BEGIN RECORDED DATA
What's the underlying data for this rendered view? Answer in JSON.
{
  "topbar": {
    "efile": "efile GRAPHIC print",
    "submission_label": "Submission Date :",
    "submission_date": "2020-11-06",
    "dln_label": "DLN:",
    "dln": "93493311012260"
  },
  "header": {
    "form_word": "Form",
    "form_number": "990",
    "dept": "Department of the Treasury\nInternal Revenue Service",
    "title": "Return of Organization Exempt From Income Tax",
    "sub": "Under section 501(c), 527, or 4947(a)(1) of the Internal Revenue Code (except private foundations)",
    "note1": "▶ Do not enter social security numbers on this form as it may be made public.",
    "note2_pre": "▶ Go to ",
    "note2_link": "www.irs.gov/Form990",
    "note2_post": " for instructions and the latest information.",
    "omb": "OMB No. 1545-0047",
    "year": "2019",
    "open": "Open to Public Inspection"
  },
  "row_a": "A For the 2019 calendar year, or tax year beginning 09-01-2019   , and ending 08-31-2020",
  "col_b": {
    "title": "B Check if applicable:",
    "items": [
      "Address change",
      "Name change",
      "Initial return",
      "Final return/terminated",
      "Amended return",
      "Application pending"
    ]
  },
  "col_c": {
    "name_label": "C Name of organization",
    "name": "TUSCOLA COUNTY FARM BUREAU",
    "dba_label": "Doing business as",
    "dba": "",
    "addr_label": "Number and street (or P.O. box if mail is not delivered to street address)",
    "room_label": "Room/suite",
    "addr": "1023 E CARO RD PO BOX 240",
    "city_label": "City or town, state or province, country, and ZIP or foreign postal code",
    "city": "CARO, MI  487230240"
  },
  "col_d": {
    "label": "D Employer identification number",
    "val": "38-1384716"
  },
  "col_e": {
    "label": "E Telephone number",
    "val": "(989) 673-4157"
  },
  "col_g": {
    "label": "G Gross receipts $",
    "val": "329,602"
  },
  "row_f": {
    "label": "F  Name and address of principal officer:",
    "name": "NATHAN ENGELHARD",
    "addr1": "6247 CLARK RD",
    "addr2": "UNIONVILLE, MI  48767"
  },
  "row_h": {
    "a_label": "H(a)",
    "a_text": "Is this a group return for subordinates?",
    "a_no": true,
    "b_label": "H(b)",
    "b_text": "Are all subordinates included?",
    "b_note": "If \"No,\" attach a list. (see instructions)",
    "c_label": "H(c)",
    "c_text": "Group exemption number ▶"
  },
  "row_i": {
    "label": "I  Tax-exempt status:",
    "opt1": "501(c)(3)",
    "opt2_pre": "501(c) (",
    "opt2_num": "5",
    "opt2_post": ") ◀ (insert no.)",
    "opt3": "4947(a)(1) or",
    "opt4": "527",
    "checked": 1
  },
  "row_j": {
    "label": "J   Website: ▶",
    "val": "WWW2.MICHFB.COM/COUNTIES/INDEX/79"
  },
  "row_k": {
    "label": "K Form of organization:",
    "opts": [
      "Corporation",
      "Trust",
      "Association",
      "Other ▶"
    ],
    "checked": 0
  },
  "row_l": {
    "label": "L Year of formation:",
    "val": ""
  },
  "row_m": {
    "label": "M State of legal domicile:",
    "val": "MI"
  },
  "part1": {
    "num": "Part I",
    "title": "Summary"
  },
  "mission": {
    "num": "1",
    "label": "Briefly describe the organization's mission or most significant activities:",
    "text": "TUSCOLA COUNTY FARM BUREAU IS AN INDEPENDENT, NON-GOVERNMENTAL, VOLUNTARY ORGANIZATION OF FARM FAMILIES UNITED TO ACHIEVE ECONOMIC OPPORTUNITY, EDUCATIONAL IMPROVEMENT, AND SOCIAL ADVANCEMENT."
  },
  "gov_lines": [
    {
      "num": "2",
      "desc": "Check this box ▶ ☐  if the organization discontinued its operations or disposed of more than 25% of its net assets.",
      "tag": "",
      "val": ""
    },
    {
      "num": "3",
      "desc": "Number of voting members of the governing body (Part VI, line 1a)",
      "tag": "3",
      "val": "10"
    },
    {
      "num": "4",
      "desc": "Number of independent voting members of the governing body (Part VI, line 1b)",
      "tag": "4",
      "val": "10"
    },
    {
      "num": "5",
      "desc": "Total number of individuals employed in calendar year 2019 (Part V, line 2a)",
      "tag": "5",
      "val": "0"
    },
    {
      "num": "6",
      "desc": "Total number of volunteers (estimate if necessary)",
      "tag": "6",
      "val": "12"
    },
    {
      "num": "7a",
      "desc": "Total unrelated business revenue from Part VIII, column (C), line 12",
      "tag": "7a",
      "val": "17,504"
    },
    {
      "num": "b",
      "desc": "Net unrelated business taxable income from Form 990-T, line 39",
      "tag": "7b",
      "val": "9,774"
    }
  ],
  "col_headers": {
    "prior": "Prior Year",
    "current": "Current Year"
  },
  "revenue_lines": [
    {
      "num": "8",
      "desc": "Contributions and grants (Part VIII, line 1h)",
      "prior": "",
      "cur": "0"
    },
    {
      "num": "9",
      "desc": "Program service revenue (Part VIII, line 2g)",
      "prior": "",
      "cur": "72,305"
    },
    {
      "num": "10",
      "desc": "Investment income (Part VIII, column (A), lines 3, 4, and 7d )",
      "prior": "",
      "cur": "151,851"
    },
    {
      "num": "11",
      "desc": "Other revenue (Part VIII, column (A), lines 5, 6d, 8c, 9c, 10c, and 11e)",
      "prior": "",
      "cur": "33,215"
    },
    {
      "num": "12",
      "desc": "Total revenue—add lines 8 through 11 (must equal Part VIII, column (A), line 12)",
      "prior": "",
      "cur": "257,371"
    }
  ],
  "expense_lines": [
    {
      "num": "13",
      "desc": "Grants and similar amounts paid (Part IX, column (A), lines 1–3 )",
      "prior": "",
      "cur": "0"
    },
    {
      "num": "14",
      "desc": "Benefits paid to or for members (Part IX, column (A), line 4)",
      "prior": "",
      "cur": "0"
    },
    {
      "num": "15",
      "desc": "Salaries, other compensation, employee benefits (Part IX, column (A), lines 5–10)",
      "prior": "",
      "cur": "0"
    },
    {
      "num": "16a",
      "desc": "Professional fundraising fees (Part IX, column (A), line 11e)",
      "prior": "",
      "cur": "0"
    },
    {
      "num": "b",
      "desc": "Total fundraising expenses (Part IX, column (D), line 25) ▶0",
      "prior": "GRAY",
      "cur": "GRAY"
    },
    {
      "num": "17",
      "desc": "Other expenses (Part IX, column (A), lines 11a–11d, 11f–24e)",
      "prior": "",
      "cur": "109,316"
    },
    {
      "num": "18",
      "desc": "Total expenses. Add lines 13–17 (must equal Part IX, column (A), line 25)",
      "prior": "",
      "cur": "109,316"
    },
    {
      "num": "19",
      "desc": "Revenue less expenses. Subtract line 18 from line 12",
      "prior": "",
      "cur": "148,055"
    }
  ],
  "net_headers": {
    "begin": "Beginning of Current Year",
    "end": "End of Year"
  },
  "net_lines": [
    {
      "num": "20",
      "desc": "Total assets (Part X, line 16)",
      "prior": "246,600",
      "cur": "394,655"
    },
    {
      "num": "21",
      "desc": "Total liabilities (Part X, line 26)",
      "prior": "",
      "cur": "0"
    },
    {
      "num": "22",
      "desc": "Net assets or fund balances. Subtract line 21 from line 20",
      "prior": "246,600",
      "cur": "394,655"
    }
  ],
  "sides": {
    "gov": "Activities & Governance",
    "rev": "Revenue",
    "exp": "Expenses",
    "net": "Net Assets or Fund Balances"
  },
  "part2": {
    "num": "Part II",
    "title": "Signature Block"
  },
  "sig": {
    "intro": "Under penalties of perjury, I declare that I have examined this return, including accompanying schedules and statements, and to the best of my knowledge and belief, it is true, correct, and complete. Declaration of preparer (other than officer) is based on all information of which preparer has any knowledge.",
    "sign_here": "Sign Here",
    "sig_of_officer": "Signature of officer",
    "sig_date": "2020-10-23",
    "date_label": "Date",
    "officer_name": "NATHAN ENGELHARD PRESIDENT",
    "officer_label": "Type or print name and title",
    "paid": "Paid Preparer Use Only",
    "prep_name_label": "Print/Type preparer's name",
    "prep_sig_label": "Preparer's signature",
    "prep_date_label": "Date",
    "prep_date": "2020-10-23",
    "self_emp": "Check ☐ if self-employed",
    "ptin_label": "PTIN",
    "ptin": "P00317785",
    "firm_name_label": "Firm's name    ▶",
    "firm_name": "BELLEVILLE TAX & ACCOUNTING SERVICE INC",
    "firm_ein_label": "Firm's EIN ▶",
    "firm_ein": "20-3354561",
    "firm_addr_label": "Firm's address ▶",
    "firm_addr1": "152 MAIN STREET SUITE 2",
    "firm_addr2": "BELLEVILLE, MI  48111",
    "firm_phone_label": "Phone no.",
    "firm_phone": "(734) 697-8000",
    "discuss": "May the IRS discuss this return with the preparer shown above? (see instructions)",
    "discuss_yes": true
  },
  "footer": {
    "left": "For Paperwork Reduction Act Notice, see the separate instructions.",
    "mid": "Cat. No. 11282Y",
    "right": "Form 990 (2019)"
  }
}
END RECORDED DATA
WHAT NEEDS TO BE DONE: Pull out every line of the records that includes the string "VIII".

ANSWER BELOW:
      "desc": "Total unrelated business revenue from Part VIII, column (C), line 12",
      "desc": "Contributions and grants (Part VIII, line 1h)",
      "desc": "Program service revenue (Part VIII, line 2g)",
      "desc": "Investment income (Part VIII, column (A), lines 3, 4, and 7d )",
      "desc": "Other revenue (Part VIII, column (A), lines 5, 6d, 8c, 9c, 10c, and 11e)",
      "desc": "Total revenue—add lines 8 through 11 (must equal Part VIII, column (A), line 12)",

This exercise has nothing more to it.